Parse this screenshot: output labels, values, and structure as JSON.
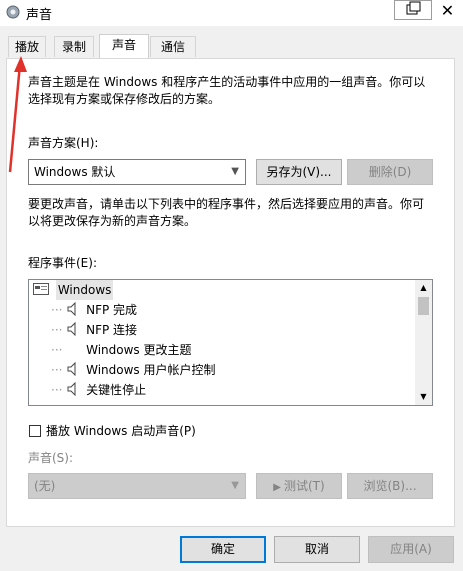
{
  "window": {
    "title": "声音",
    "close_glyph": "✕"
  },
  "tabs": [
    {
      "label": "播放"
    },
    {
      "label": "录制"
    },
    {
      "label": "声音"
    },
    {
      "label": "通信"
    }
  ],
  "intro_line1": "声音主题是在 Windows 和程序产生的活动事件中应用的一组声音。你可以",
  "intro_line2": "选择现有方案或保存修改后的方案。",
  "scheme": {
    "label": "声音方案(H):",
    "value": "Windows 默认",
    "save_as": "另存为(V)...",
    "delete": "删除(D)"
  },
  "instruction_line1": "要更改声音，请单击以下列表中的程序事件，然后选择要应用的声音。你可",
  "instruction_line2": "以将更改保存为新的声音方案。",
  "events": {
    "label": "程序事件(E):",
    "items": [
      {
        "label": "Windows",
        "type": "group"
      },
      {
        "label": "NFP 完成",
        "type": "sound"
      },
      {
        "label": "NFP 连接",
        "type": "sound"
      },
      {
        "label": "Windows 更改主题",
        "type": "none"
      },
      {
        "label": "Windows 用户帐户控制",
        "type": "sound"
      },
      {
        "label": "关键性停止",
        "type": "sound"
      }
    ]
  },
  "startup": {
    "label": "播放 Windows 启动声音(P)",
    "checked": false
  },
  "sound": {
    "label": "声音(S):",
    "value": "(无)",
    "test": "测试(T)",
    "browse": "浏览(B)..."
  },
  "footer": {
    "ok": "确定",
    "cancel": "取消",
    "apply": "应用(A)"
  },
  "colors": {
    "accent": "#0078d7",
    "annotation_arrow": "#e0312b"
  }
}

* Task prompt *
List all lines where "Windows" occurs.

* Solution *
  "intro_line1": "声音主题是在 Windows 和程序产生的活动事件中应用的一组声音。你可以",
    "value": "Windows 默认",
        "label": "Windows",
        "label": "Windows 更改主题",
        "label": "Windows 用户帐户控制",
    "label": "播放 Windows 启动声音(P)",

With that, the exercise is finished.